Wherever the string "text" appears in the listing, copy that line.

▸ RECORDS FOR THE TASK
## Start
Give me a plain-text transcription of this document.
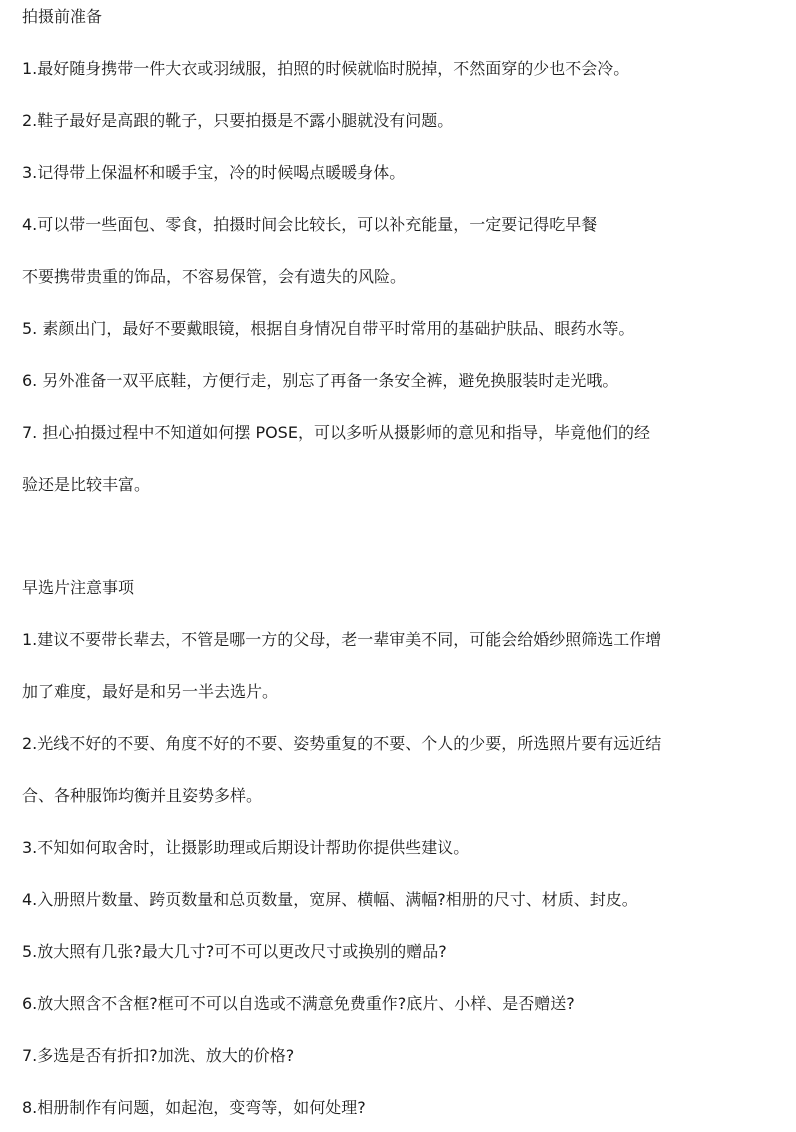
拍摄前准备
1.最好随身携带一件大衣或羽绒服，拍照的时候就临时脱掉，不然面穿的少也不会冷。
2.鞋子最好是高跟的靴子，只要拍摄是不露小腿就没有问题。
3.记得带上保温杯和暖手宝，冷的时候喝点暖暖身体。
4.可以带一些面包、零食，拍摄时间会比较长，可以补充能量，一定要记得吃早餐
不要携带贵重的饰品，不容易保管，会有遗失的风险。
5. 素颜出门，最好不要戴眼镜，根据自身情况自带平时常用的基础护肤品、眼药水等。
6. 另外准备一双平底鞋，方便行走，别忘了再备一条安全裤，避免换服装时走光哦。
7. 担心拍摄过程中不知道如何摆 POSE，可以多听从摄影师的意见和指导，毕竟他们的经
验还是比较丰富。
早选片注意事项
1.建议不要带长辈去，不管是哪一方的父母，老一辈审美不同，可能会给婚纱照筛选工作增
加了难度，最好是和另一半去选片。
2.光线不好的不要、角度不好的不要、姿势重复的不要、个人的少要，所选照片要有远近结
合、各种服饰均衡并且姿势多样。
3.不知如何取舍时，让摄影助理或后期设计帮助你提供些建议。
4.入册照片数量、跨页数量和总页数量，宽屏、横幅、满幅?相册的尺寸、材质、封皮。
5.放大照有几张?最大几寸?可不可以更改尺寸或换别的赠品?
6.放大照含不含框?框可不可以自选或不满意免费重作?底片、小样、是否赠送?
7.多选是否有折扣?加洗、放大的价格?
8.相册制作有问题，如起泡，变弯等，如何处理?
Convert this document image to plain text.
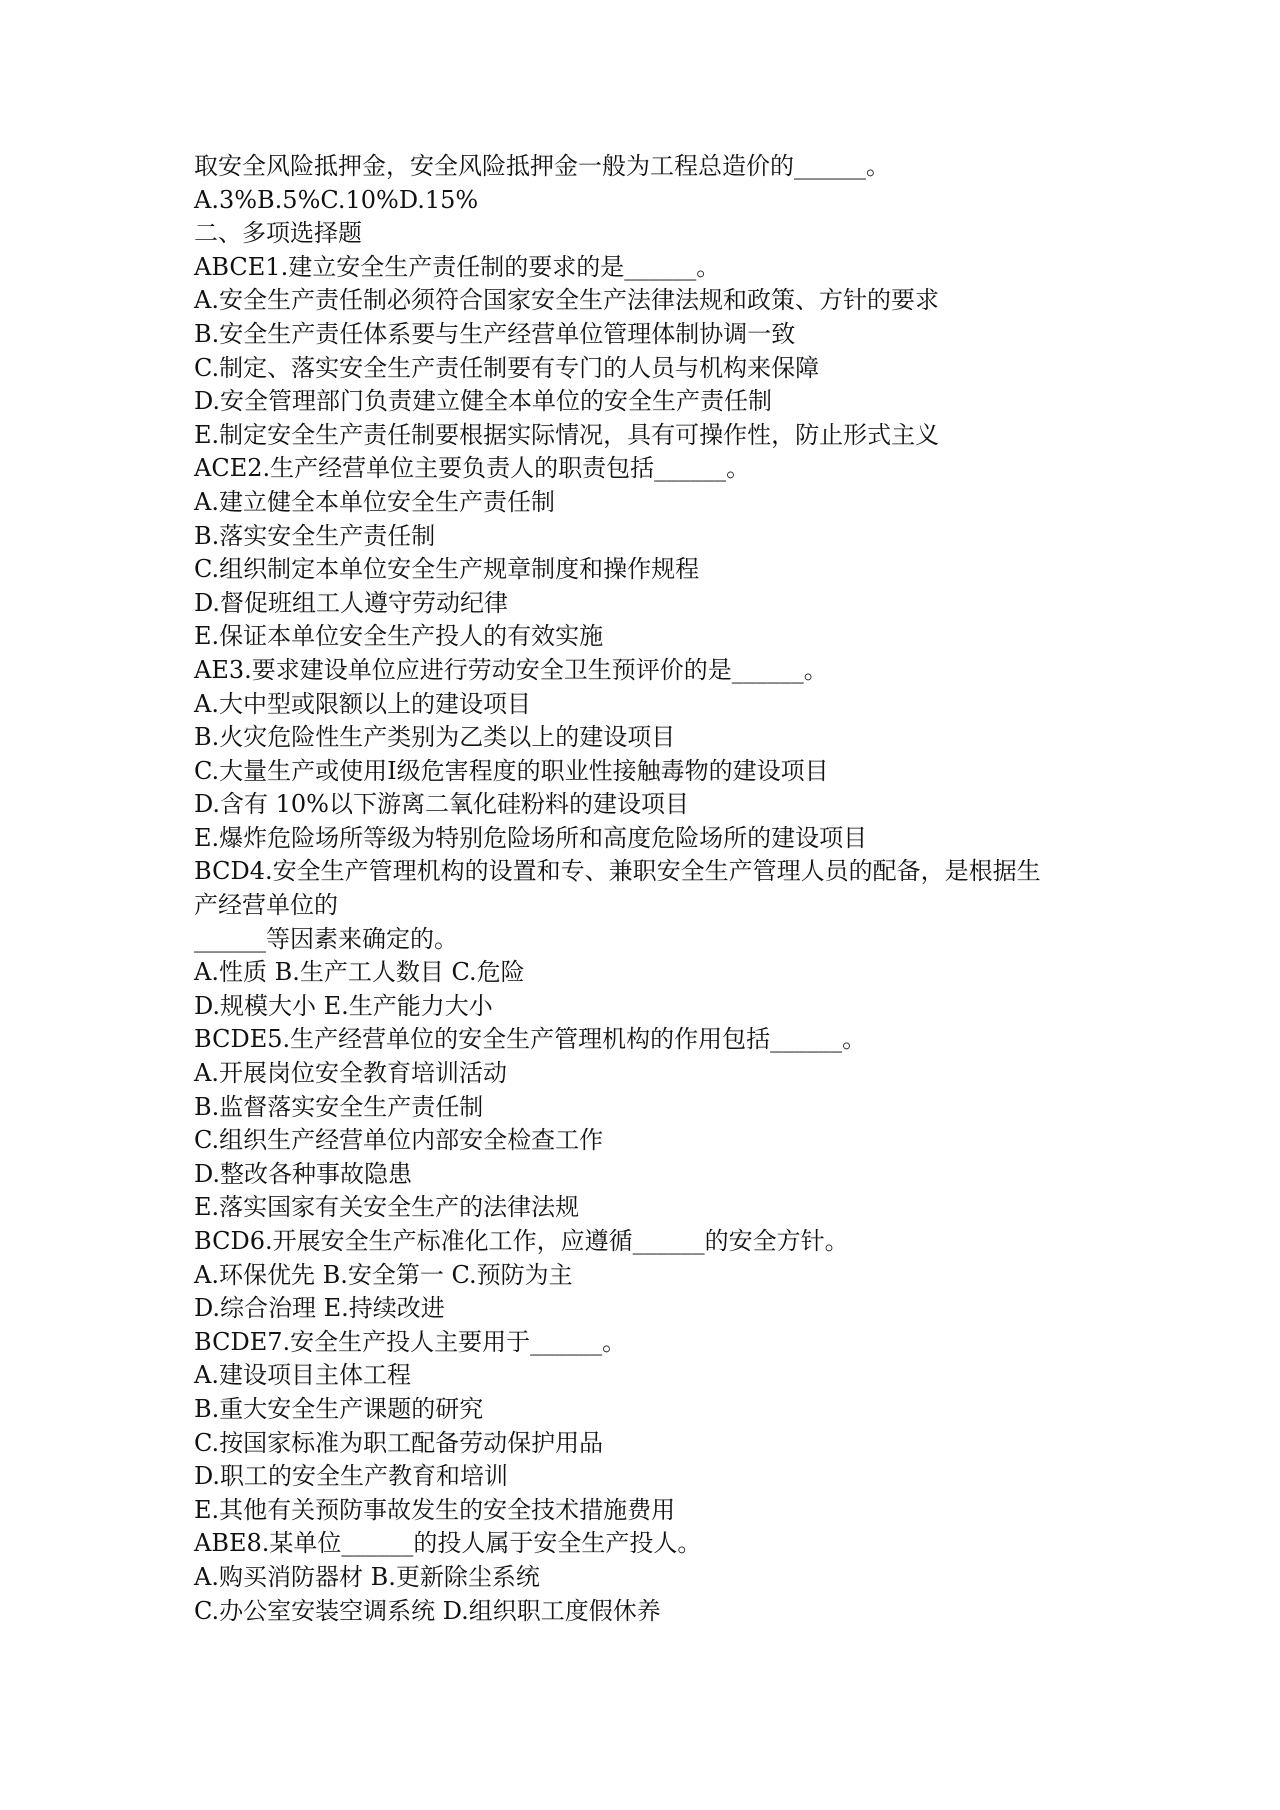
取安全风险抵押金，安全风险抵押金一般为工程总造价的______。

A.3%B.5%C.10%D.15%

二、多项选择题

ABCE1.建立安全生产责任制的要求的是______。

A.安全生产责任制必须符合国家安全生产法律法规和政策、方针的要求

B.安全生产责任体系要与生产经营单位管理体制协调一致

C.制定、落实安全生产责任制要有专门的人员与机构来保障

D.安全管理部门负责建立健全本单位的安全生产责任制

E.制定安全生产责任制要根据实际情况，具有可操作性，防止形式主义

ACE2.生产经营单位主要负责人的职责包括______。

A.建立健全本单位安全生产责任制

B.落实安全生产责任制

C.组织制定本单位安全生产规章制度和操作规程

D.督促班组工人遵守劳动纪律

E.保证本单位安全生产投人的有效实施

AE3.要求建设单位应进行劳动安全卫生预评价的是______。

A.大中型或限额以上的建设项目

B.火灾危险性生产类别为乙类以上的建设项目

C.大量生产或使用Ⅰ级危害程度的职业性接触毒物的建设项目

D.含有 10%以下游离二氧化硅粉料的建设项目

E.爆炸危险场所等级为特别危险场所和高度危险场所的建设项目

BCD4.安全生产管理机构的设置和专、兼职安全生产管理人员的配备，是根据生

产经营单位的

______等因素来确定的。

A.性质 B.生产工人数目 C.危险

D.规模大小 E.生产能力大小

BCDE5.生产经营单位的安全生产管理机构的作用包括______。

A.开展岗位安全教育培训活动

B.监督落实安全生产责任制

C.组织生产经营单位内部安全检查工作

D.整改各种事故隐患

E.落实国家有关安全生产的法律法规

BCD6.开展安全生产标准化工作，应遵循______的安全方针。

A.环保优先 B.安全第一 C.预防为主

D.综合治理 E.持续改进

BCDE7.安全生产投人主要用于______。

A.建设项目主体工程

B.重大安全生产课题的研究

C.按国家标准为职工配备劳动保护用品

D.职工的安全生产教育和培训

E.其他有关预防事故发生的安全技术措施费用

ABE8.某单位______的投人属于安全生产投人。

A.购买消防器材 B.更新除尘系统

C.办公室安装空调系统 D.组织职工度假休养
## End
▸ ANSWER TO THE PROBLEM
Give me a plain-text transcription of this document.
Convert this document image to plain text.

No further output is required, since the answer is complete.